>> BEGIN

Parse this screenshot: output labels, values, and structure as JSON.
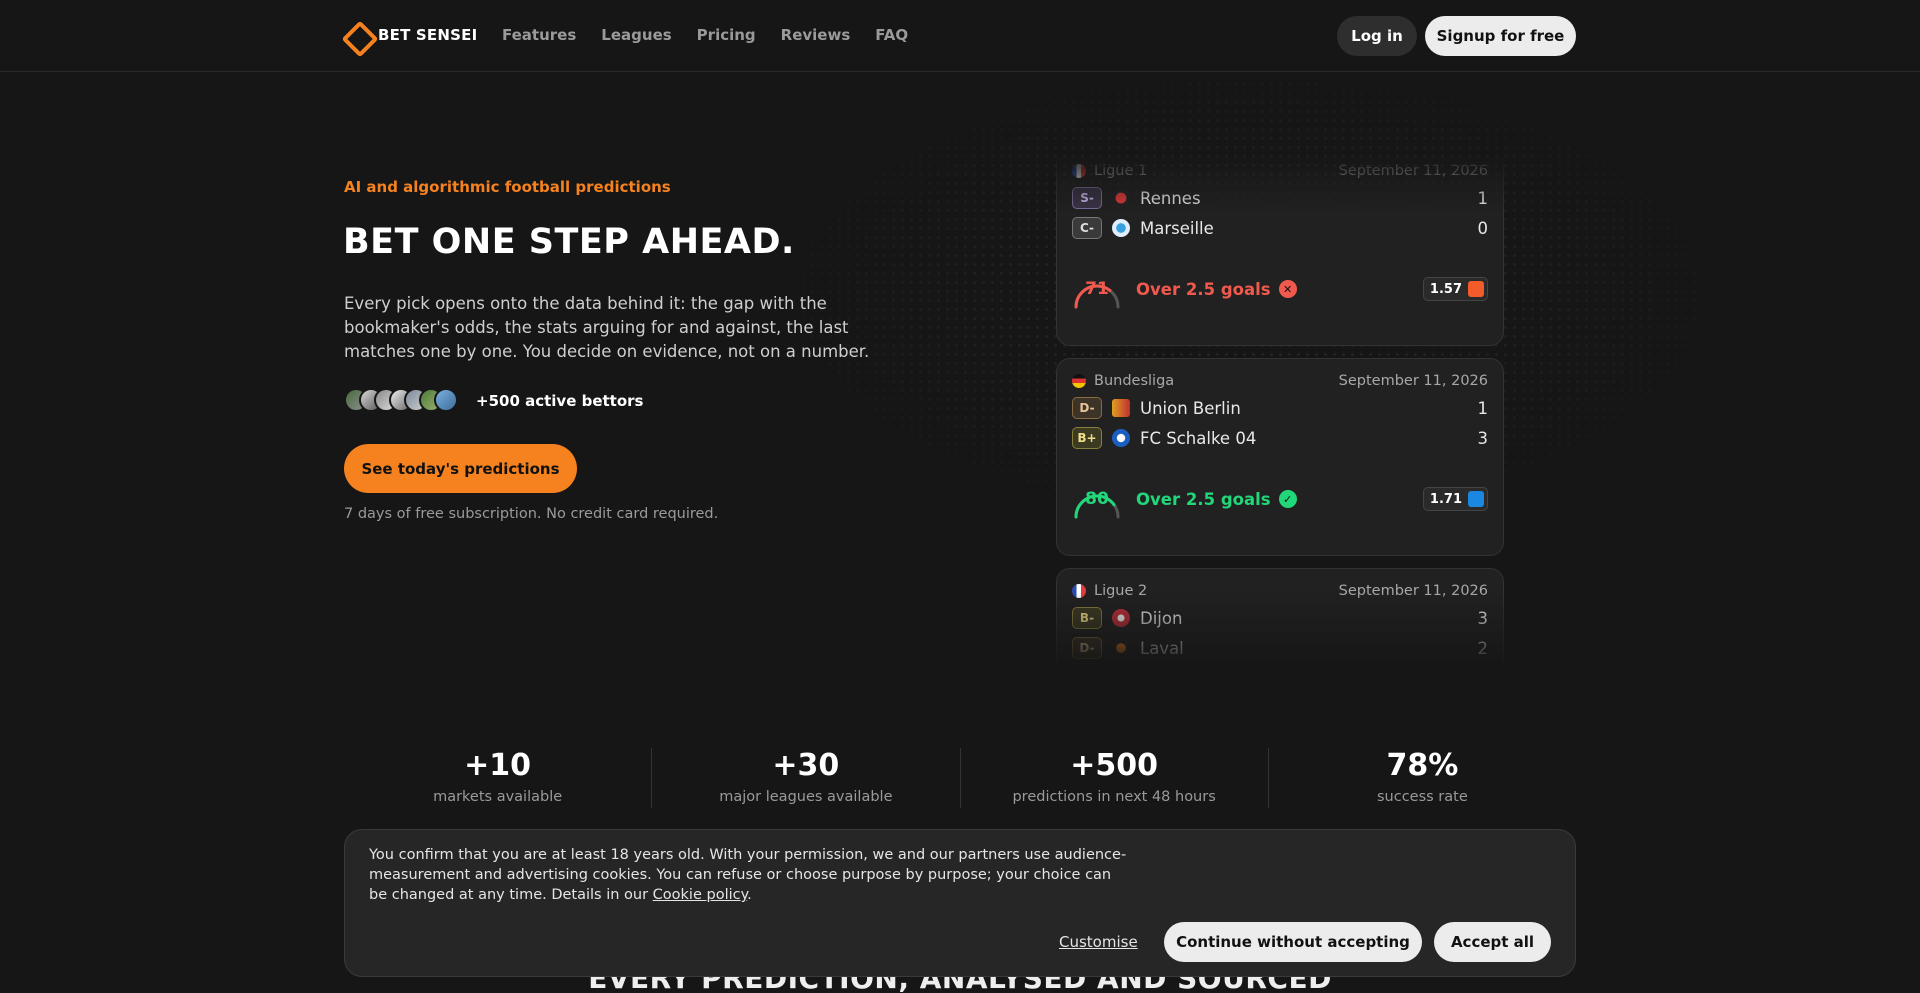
{
  "nav": {
    "brand": "BET SENSEI",
    "links": [
      "Features",
      "Leagues",
      "Pricing",
      "Reviews",
      "FAQ"
    ],
    "login_label": "Log in",
    "signup_label": "Signup for free"
  },
  "hero": {
    "eyebrow": "AI and algorithmic football predictions",
    "title": "BET ONE STEP AHEAD.",
    "description": "Every pick opens onto the data behind it: the gap with the bookmaker's odds, the stats arguing for and against, the last matches one by one. You decide on evidence, not on a number.",
    "bettors": "+500 active bettors",
    "cta_label": "See today's predictions",
    "cta_note": "7 days of free subscription. No credit card required."
  },
  "cards": [
    {
      "league": "Ligue 1",
      "date": "September 11, 2026",
      "home": {
        "grade": "S-",
        "name": "Rennes",
        "score": "1"
      },
      "away": {
        "grade": "C-",
        "name": "Marseille",
        "score": "0"
      },
      "confidence": 71,
      "prediction": "Over 2.5 goals",
      "result": "lost",
      "odds": "1.57",
      "colors": {
        "accent": "#f05a4e",
        "bookmaker": "#f25c2a"
      }
    },
    {
      "league": "Bundesliga",
      "date": "September 11, 2026",
      "home": {
        "grade": "D-",
        "name": "Union Berlin",
        "score": "1"
      },
      "away": {
        "grade": "B+",
        "name": "FC Schalke 04",
        "score": "3"
      },
      "confidence": 80,
      "prediction": "Over 2.5 goals",
      "result": "won",
      "odds": "1.71",
      "colors": {
        "accent": "#22d67a",
        "bookmaker": "#1a88e0"
      }
    },
    {
      "league": "Ligue 2",
      "date": "September 11, 2026",
      "home": {
        "grade": "B-",
        "name": "Dijon",
        "score": "3"
      },
      "away": {
        "grade": "D-",
        "name": "Laval",
        "score": "2"
      }
    }
  ],
  "stats": [
    {
      "value": "+10",
      "label": "markets available"
    },
    {
      "value": "+30",
      "label": "major leagues available"
    },
    {
      "value": "+500",
      "label": "predictions in next 48 hours"
    },
    {
      "value": "78%",
      "label": "success rate"
    }
  ],
  "section_title": "EVERY PREDICTION, ANALYSED AND SOURCED",
  "cookie": {
    "text": "You confirm that you are at least 18 years old. With your permission, we and our partners use audience-measurement and advertising cookies. You can refuse or choose purpose by purpose; your choice can be changed at any time. Details in our ",
    "link": "Cookie policy",
    "end": ".",
    "customise_label": "Customise",
    "continue_label": "Continue without accepting",
    "accept_label": "Accept all"
  },
  "theme": {
    "accent": "#f5821f",
    "background": "#161616"
  }
}
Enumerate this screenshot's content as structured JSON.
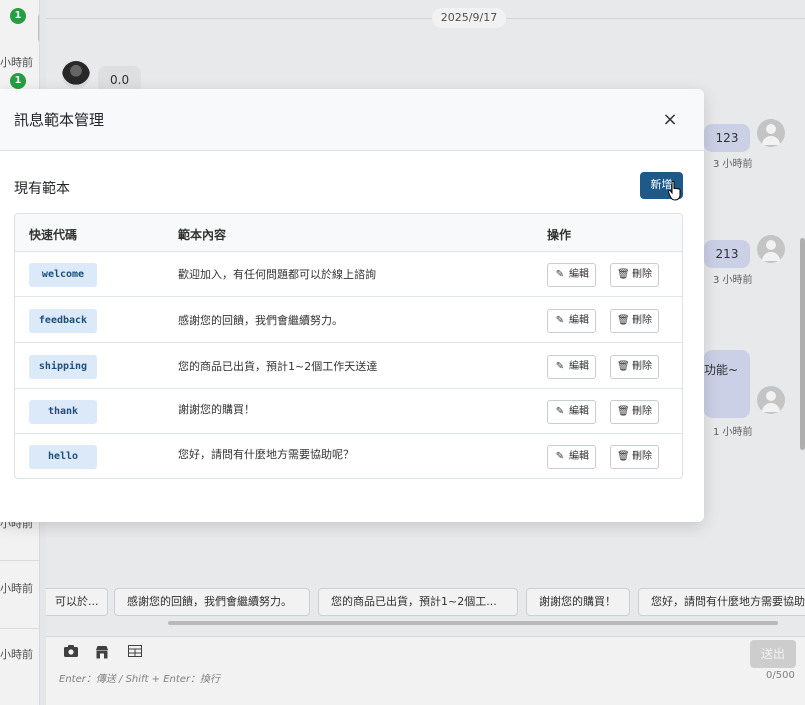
{
  "background": {
    "left_list": {
      "badges": [
        "1",
        "1"
      ],
      "times": [
        "小時前",
        "小時前",
        "小時前",
        "小時前"
      ]
    },
    "chat": {
      "date": "2025/9/17",
      "incoming_message": "0.0",
      "outgoing_messages": [
        {
          "text": "123",
          "time": "3 小時前"
        },
        {
          "text": "213",
          "time": "3 小時前"
        },
        {
          "text": "功能~",
          "time": "1 小時前"
        }
      ]
    },
    "quick_replies": [
      "可以於...",
      "感謝您的回饋，我們會繼續努力。",
      "您的商品已出貨，預計1~2個工...",
      "謝謝您的購買！",
      "您好，請問有什麼地方需要協助"
    ],
    "composer": {
      "send_label": "送出",
      "hint": "Enter：傳送 / Shift + Enter：換行",
      "counter": "0/500"
    }
  },
  "modal": {
    "title": "訊息範本管理",
    "close_label": "×",
    "section_title": "現有範本",
    "add_label": "新增",
    "columns": {
      "code": "快速代碼",
      "content": "範本內容",
      "actions": "操作"
    },
    "edit_label": "編輯",
    "delete_label": "刪除",
    "rows": [
      {
        "code": "welcome",
        "content": "歡迎加入，有任何問題都可以於線上諮詢"
      },
      {
        "code": "feedback",
        "content": "感謝您的回饋，我們會繼續努力。"
      },
      {
        "code": "shipping",
        "content": "您的商品已出貨，預計1~2個工作天送達"
      },
      {
        "code": "thank",
        "content": "謝謝您的購買！"
      },
      {
        "code": "hello",
        "content": "您好，請問有什麼地方需要協助呢？"
      }
    ]
  },
  "icons": {
    "edit": "pencil-icon",
    "delete": "trash-icon",
    "camera": "camera-icon",
    "shop": "shop-icon",
    "table": "table-icon",
    "close": "close-icon"
  },
  "colors": {
    "primary": "#1d5a8a",
    "code_chip_bg": "#dbe9f8",
    "badge": "#28a745",
    "outgoing_bubble": "#d6dcf3"
  }
}
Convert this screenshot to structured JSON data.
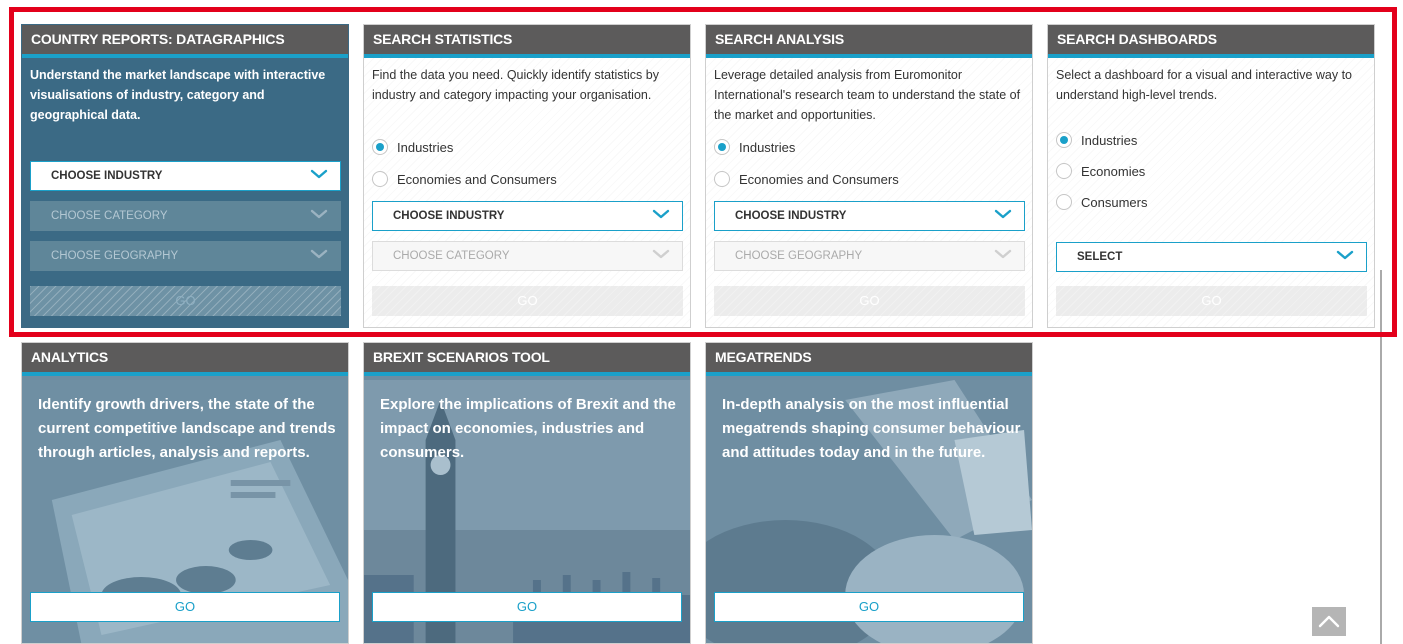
{
  "top_cards": [
    {
      "title": "COUNTRY REPORTS: DATAGRAPHICS",
      "description": "Understand the market landscape with interactive visualisations of industry, category and geographical data.",
      "selects": [
        "CHOOSE INDUSTRY",
        "CHOOSE CATEGORY",
        "CHOOSE GEOGRAPHY"
      ],
      "go_label": "GO"
    },
    {
      "title": "SEARCH STATISTICS",
      "description": "Find the data you need. Quickly identify statistics by industry and category impacting your organisation.",
      "radios": [
        "Industries",
        "Economies and Consumers"
      ],
      "selects": [
        "CHOOSE INDUSTRY",
        "CHOOSE CATEGORY"
      ],
      "go_label": "GO"
    },
    {
      "title": "SEARCH ANALYSIS",
      "description": "Leverage detailed analysis from Euromonitor International's research team to understand the state of the market and opportunities.",
      "radios": [
        "Industries",
        "Economies and Consumers"
      ],
      "selects": [
        "CHOOSE INDUSTRY",
        "CHOOSE GEOGRAPHY"
      ],
      "go_label": "GO"
    },
    {
      "title": "SEARCH DASHBOARDS",
      "description": "Select a dashboard for a visual and interactive way to understand high-level trends.",
      "radios": [
        "Industries",
        "Economies",
        "Consumers"
      ],
      "selects": [
        "SELECT"
      ],
      "go_label": "GO"
    }
  ],
  "bottom_cards": [
    {
      "title": "ANALYTICS",
      "description": "Identify growth drivers, the state of the current competitive landscape and trends through articles, analysis and reports.",
      "go_label": "GO"
    },
    {
      "title": "BREXIT SCENARIOS TOOL",
      "description": "Explore the implications of Brexit and the impact on economies, industries and consumers.",
      "go_label": "GO"
    },
    {
      "title": "MEGATRENDS",
      "description": "In-depth analysis on the most influential megatrends shaping consumer behaviour and attitudes today and in the future.",
      "go_label": "GO"
    }
  ],
  "colors": {
    "accent": "#1aa0c9",
    "header": "#5c5b5b",
    "dark_card": "#3b6a85",
    "highlight": "#e3001b"
  },
  "icons": {
    "select_arrow": "chevron-down-icon",
    "back_to_top": "chevron-up-icon"
  }
}
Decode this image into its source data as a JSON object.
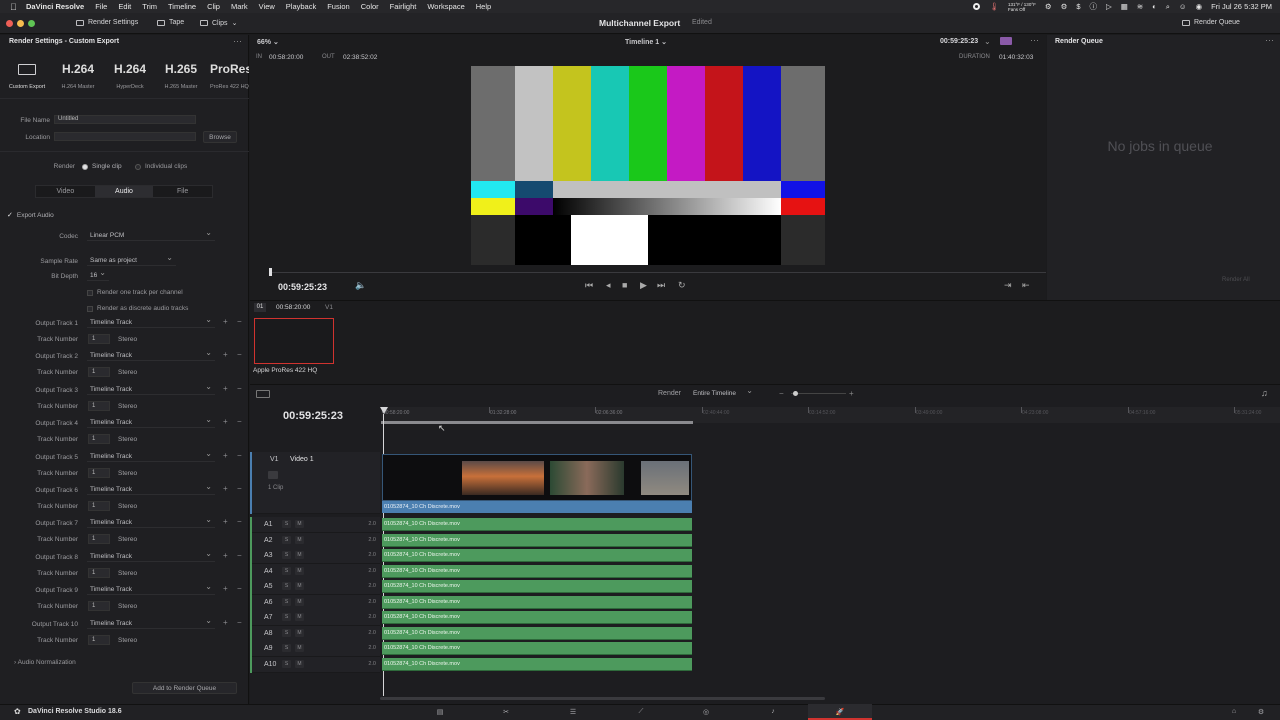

>> END

### Given exercise
Leave the pictures out and print the records above exactly as they stand.

### Result for this exercise
Parse this screenshot: output labels, values, and structure as JSON.
{
  "nav": {
    "brand": "BET SENSEI",
    "links": [
      "Features",
      "Leagues",
      "Pricing",
      "Reviews",
      "FAQ"
    ],
    "login_label": "Log in",
    "signup_label": "Signup for free"
  },
  "hero": {
    "eyebrow": "AI and algorithmic football predictions",
    "title": "BET ONE STEP AHEAD.",
    "description": "Every pick opens onto the data behind it: the gap with the bookmaker's odds, the stats arguing for and against, the last matches one by one. You decide on evidence, not on a number.",
    "bettors": "+500 active bettors",
    "cta_label": "See today's predictions",
    "cta_note": "7 days of free subscription. No credit card required."
  },
  "cards": [
    {
      "league": "Ligue 1",
      "date": "September 11, 2026",
      "home": {
        "grade": "S-",
        "name": "Rennes",
        "score": "1"
      },
      "away": {
        "grade": "C-",
        "name": "Marseille",
        "score": "0"
      },
      "confidence": 71,
      "prediction": "Over 2.5 goals",
      "result": "lost",
      "odds": "1.57",
      "colors": {
        "accent": "#f05a4e",
        "bookmaker": "#f25c2a"
      }
    },
    {
      "league": "Bundesliga",
      "date": "September 11, 2026",
      "home": {
        "grade": "D-",
        "name": "Union Berlin",
        "score": "1"
      },
      "away": {
        "grade": "B+",
        "name": "FC Schalke 04",
        "score": "3"
      },
      "confidence": 80,
      "prediction": "Over 2.5 goals",
      "result": "won",
      "odds": "1.71",
      "colors": {
        "accent": "#22d67a",
        "bookmaker": "#1a88e0"
      }
    },
    {
      "league": "Ligue 2",
      "date": "September 11, 2026",
      "home": {
        "grade": "B-",
        "name": "Dijon",
        "score": "3"
      },
      "away": {
        "grade": "D-",
        "name": "Laval",
        "score": "2"
      }
    }
  ],
  "stats": [
    {
      "value": "+10",
      "label": "markets available"
    },
    {
      "value": "+30",
      "label": "major leagues available"
    },
    {
      "value": "+500",
      "label": "predictions in next 48 hours"
    },
    {
      "value": "78%",
      "label": "success rate"
    }
  ],
  "section_title": "EVERY PREDICTION, ANALYSED AND SOURCED",
  "cookie": {
    "text": "You confirm that you are at least 18 years old. With your permission, we and our partners use audience-measurement and advertising cookies. You can refuse or choose purpose by purpose; your choice can be changed at any time. Details in our ",
    "link": "Cookie policy",
    "end": ".",
    "customise_label": "Customise",
    "continue_label": "Continue without accepting",
    "accept_label": "Accept all"
  },
  "theme": {
    "accent": "#f5821f",
    "background": "#161616"
  }
}
Enumerate this screenshot's content as structured JSON.
{
  "background": {
    "left_list": {
      "badges": [
        "1",
        "1"
      ],
      "times": [
        "小時前",
        "小時前",
        "小時前",
        "小時前"
      ]
    },
    "chat": {
      "date": "2025/9/17",
      "incoming_message": "0.0",
      "outgoing_messages": [
        {
          "text": "123",
          "time": "3 小時前"
        },
        {
          "text": "213",
          "time": "3 小時前"
        },
        {
          "text": "功能~",
          "time": "1 小時前"
        }
      ]
    },
    "quick_replies": [
      "可以於...",
      "感謝您的回饋，我們會繼續努力。",
      "您的商品已出貨，預計1~2個工...",
      "謝謝您的購買！",
      "您好，請問有什麼地方需要協助"
    ],
    "composer": {
      "send_label": "送出",
      "hint": "Enter：傳送 / Shift + Enter：換行",
      "counter": "0/500"
    }
  },
  "modal": {
    "title": "訊息範本管理",
    "close_label": "×",
    "section_title": "現有範本",
    "add_label": "新增",
    "columns": {
      "code": "快速代碼",
      "content": "範本內容",
      "actions": "操作"
    },
    "edit_label": "編輯",
    "delete_label": "刪除",
    "rows": [
      {
        "code": "welcome",
        "content": "歡迎加入，有任何問題都可以於線上諮詢"
      },
      {
        "code": "feedback",
        "content": "感謝您的回饋，我們會繼續努力。"
      },
      {
        "code": "shipping",
        "content": "您的商品已出貨，預計1~2個工作天送達"
      },
      {
        "code": "thank",
        "content": "謝謝您的購買！"
      },
      {
        "code": "hello",
        "content": "您好，請問有什麼地方需要協助呢？"
      }
    ]
  },
  "icons": {
    "edit": "pencil-icon",
    "delete": "trash-icon",
    "camera": "camera-icon",
    "shop": "shop-icon",
    "table": "table-icon",
    "close": "close-icon"
  },
  "colors": {
    "primary": "#1d5a8a",
    "code_chip_bg": "#dbe9f8",
    "badge": "#28a745",
    "outgoing_bubble": "#d6dcf3"
  }
}
Convert this screenshot to structured JSON data.
{
  "top_cards": [
    {
      "title": "COUNTRY REPORTS: DATAGRAPHICS",
      "description": "Understand the market landscape with interactive visualisations of industry, category and geographical data.",
      "selects": [
        "CHOOSE INDUSTRY",
        "CHOOSE CATEGORY",
        "CHOOSE GEOGRAPHY"
      ],
      "go_label": "GO"
    },
    {
      "title": "SEARCH STATISTICS",
      "description": "Find the data you need. Quickly identify statistics by industry and category impacting your organisation.",
      "radios": [
        "Industries",
        "Economies and Consumers"
      ],
      "selects": [
        "CHOOSE INDUSTRY",
        "CHOOSE CATEGORY"
      ],
      "go_label": "GO"
    },
    {
      "title": "SEARCH ANALYSIS",
      "description": "Leverage detailed analysis from Euromonitor International's research team to understand the state of the market and opportunities.",
      "radios": [
        "Industries",
        "Economies and Consumers"
      ],
      "selects": [
        "CHOOSE INDUSTRY",
        "CHOOSE GEOGRAPHY"
      ],
      "go_label": "GO"
    },
    {
      "title": "SEARCH DASHBOARDS",
      "description": "Select a dashboard for a visual and interactive way to understand high-level trends.",
      "radios": [
        "Industries",
        "Economies",
        "Consumers"
      ],
      "selects": [
        "SELECT"
      ],
      "go_label": "GO"
    }
  ],
  "bottom_cards": [
    {
      "title": "ANALYTICS",
      "description": "Identify growth drivers, the state of the current competitive landscape and trends through articles, analysis and reports.",
      "go_label": "GO"
    },
    {
      "title": "BREXIT SCENARIOS TOOL",
      "description": "Explore the implications of Brexit and the impact on economies, industries and consumers.",
      "go_label": "GO"
    },
    {
      "title": "MEGATRENDS",
      "description": "In-depth analysis on the most influential megatrends shaping consumer behaviour and attitudes today and in the future.",
      "go_label": "GO"
    }
  ],
  "colors": {
    "accent": "#1aa0c9",
    "header": "#5c5b5b",
    "dark_card": "#3b6a85",
    "highlight": "#e3001b"
  },
  "icons": {
    "select_arrow": "chevron-down-icon",
    "back_to_top": "chevron-up-icon"
  }
}
Decode this image into its source data as a JSON object.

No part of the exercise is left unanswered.